◆ What you need to do ◆
Repeat all of the material exactly as given.

◆ Task input ◆
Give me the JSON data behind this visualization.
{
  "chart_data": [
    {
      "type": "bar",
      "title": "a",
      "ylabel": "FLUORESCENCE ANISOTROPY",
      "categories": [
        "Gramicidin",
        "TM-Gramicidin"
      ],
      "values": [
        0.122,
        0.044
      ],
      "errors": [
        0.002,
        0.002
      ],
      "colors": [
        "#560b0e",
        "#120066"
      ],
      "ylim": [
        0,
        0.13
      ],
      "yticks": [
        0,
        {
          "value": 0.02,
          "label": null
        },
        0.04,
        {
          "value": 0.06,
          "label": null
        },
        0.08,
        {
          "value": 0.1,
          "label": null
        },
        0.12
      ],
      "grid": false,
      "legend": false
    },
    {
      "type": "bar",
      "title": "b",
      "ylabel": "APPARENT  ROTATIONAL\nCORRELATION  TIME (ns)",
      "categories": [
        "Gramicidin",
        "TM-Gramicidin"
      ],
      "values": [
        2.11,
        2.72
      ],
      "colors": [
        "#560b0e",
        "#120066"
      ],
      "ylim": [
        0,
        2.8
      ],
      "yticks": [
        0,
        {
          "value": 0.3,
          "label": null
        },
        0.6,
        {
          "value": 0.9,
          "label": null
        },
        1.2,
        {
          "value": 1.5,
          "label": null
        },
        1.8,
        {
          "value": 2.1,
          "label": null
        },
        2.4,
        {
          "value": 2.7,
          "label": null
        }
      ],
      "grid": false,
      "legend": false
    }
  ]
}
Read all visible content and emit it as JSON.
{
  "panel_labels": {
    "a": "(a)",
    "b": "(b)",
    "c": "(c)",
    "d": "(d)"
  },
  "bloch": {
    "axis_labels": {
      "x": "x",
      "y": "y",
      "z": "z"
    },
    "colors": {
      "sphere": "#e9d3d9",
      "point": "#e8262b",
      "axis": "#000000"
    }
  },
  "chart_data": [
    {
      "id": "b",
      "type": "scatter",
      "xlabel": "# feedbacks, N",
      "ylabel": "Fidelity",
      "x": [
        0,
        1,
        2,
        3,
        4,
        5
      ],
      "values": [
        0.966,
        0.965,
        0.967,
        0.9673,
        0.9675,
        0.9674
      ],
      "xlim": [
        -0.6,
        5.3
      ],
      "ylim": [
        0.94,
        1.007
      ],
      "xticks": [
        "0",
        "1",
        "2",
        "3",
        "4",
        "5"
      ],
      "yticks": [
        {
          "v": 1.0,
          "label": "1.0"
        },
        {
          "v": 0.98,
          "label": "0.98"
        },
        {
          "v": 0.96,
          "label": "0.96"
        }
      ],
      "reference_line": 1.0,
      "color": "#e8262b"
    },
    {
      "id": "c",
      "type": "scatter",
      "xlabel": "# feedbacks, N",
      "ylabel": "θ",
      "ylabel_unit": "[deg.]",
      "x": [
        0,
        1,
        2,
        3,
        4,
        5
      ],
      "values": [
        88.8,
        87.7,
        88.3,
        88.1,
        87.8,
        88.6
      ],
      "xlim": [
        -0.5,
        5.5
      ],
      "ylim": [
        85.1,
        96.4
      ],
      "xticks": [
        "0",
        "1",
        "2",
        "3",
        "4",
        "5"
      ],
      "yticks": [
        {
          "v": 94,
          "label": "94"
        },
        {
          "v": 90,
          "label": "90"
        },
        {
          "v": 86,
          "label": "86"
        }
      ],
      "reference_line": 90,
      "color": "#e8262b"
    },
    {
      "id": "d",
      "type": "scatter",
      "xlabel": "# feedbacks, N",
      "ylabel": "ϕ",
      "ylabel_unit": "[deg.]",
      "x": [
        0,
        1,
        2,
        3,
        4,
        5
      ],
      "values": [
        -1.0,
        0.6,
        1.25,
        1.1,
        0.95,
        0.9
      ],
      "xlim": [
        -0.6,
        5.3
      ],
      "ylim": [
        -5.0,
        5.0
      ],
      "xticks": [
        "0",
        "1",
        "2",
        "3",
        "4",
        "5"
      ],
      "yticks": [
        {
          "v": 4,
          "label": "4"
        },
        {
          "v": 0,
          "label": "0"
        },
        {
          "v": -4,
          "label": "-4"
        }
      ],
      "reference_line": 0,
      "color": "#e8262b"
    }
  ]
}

◆ Response to the task ◆
Give me the JSON data behind this visualization.
{
  "chart_data": [
    {
      "type": "bar",
      "title": "a",
      "ylabel": "FLUORESCENCE ANISOTROPY",
      "categories": [
        "Gramicidin",
        "TM-Gramicidin"
      ],
      "values": [
        0.122,
        0.044
      ],
      "errors": [
        0.002,
        0.002
      ],
      "colors": [
        "#560b0e",
        "#120066"
      ],
      "ylim": [
        0,
        0.13
      ],
      "yticks": [
        0,
        {
          "value": 0.02,
          "label": null
        },
        0.04,
        {
          "value": 0.06,
          "label": null
        },
        0.08,
        {
          "value": 0.1,
          "label": null
        },
        0.12
      ],
      "grid": false,
      "legend": false
    },
    {
      "type": "bar",
      "title": "b",
      "ylabel": "APPARENT  ROTATIONAL\nCORRELATION  TIME (ns)",
      "categories": [
        "Gramicidin",
        "TM-Gramicidin"
      ],
      "values": [
        2.11,
        2.72
      ],
      "colors": [
        "#560b0e",
        "#120066"
      ],
      "ylim": [
        0,
        2.8
      ],
      "yticks": [
        0,
        {
          "value": 0.3,
          "label": null
        },
        0.6,
        {
          "value": 0.9,
          "label": null
        },
        1.2,
        {
          "value": 1.5,
          "label": null
        },
        1.8,
        {
          "value": 2.1,
          "label": null
        },
        2.4,
        {
          "value": 2.7,
          "label": null
        }
      ],
      "grid": false,
      "legend": false
    }
  ]
}
Read all visible content and emit it as JSON.
{
  "panel_labels": {
    "a": "(a)",
    "b": "(b)",
    "c": "(c)",
    "d": "(d)"
  },
  "bloch": {
    "axis_labels": {
      "x": "x",
      "y": "y",
      "z": "z"
    },
    "colors": {
      "sphere": "#e9d3d9",
      "point": "#e8262b",
      "axis": "#000000"
    }
  },
  "chart_data": [
    {
      "id": "b",
      "type": "scatter",
      "xlabel": "# feedbacks, N",
      "ylabel": "Fidelity",
      "x": [
        0,
        1,
        2,
        3,
        4,
        5
      ],
      "values": [
        0.966,
        0.965,
        0.967,
        0.9673,
        0.9675,
        0.9674
      ],
      "xlim": [
        -0.6,
        5.3
      ],
      "ylim": [
        0.94,
        1.007
      ],
      "xticks": [
        "0",
        "1",
        "2",
        "3",
        "4",
        "5"
      ],
      "yticks": [
        {
          "v": 1.0,
          "label": "1.0"
        },
        {
          "v": 0.98,
          "label": "0.98"
        },
        {
          "v": 0.96,
          "label": "0.96"
        }
      ],
      "reference_line": 1.0,
      "color": "#e8262b"
    },
    {
      "id": "c",
      "type": "scatter",
      "xlabel": "# feedbacks, N",
      "ylabel": "θ",
      "ylabel_unit": "[deg.]",
      "x": [
        0,
        1,
        2,
        3,
        4,
        5
      ],
      "values": [
        88.8,
        87.7,
        88.3,
        88.1,
        87.8,
        88.6
      ],
      "xlim": [
        -0.5,
        5.5
      ],
      "ylim": [
        85.1,
        96.4
      ],
      "xticks": [
        "0",
        "1",
        "2",
        "3",
        "4",
        "5"
      ],
      "yticks": [
        {
          "v": 94,
          "label": "94"
        },
        {
          "v": 90,
          "label": "90"
        },
        {
          "v": 86,
          "label": "86"
        }
      ],
      "reference_line": 90,
      "color": "#e8262b"
    },
    {
      "id": "d",
      "type": "scatter",
      "xlabel": "# feedbacks, N",
      "ylabel": "ϕ",
      "ylabel_unit": "[deg.]",
      "x": [
        0,
        1,
        2,
        3,
        4,
        5
      ],
      "values": [
        -1.0,
        0.6,
        1.25,
        1.1,
        0.95,
        0.9
      ],
      "xlim": [
        -0.6,
        5.3
      ],
      "ylim": [
        -5.0,
        5.0
      ],
      "xticks": [
        "0",
        "1",
        "2",
        "3",
        "4",
        "5"
      ],
      "yticks": [
        {
          "v": 4,
          "label": "4"
        },
        {
          "v": 0,
          "label": "0"
        },
        {
          "v": -4,
          "label": "-4"
        }
      ],
      "reference_line": 0,
      "color": "#e8262b"
    }
  ]
}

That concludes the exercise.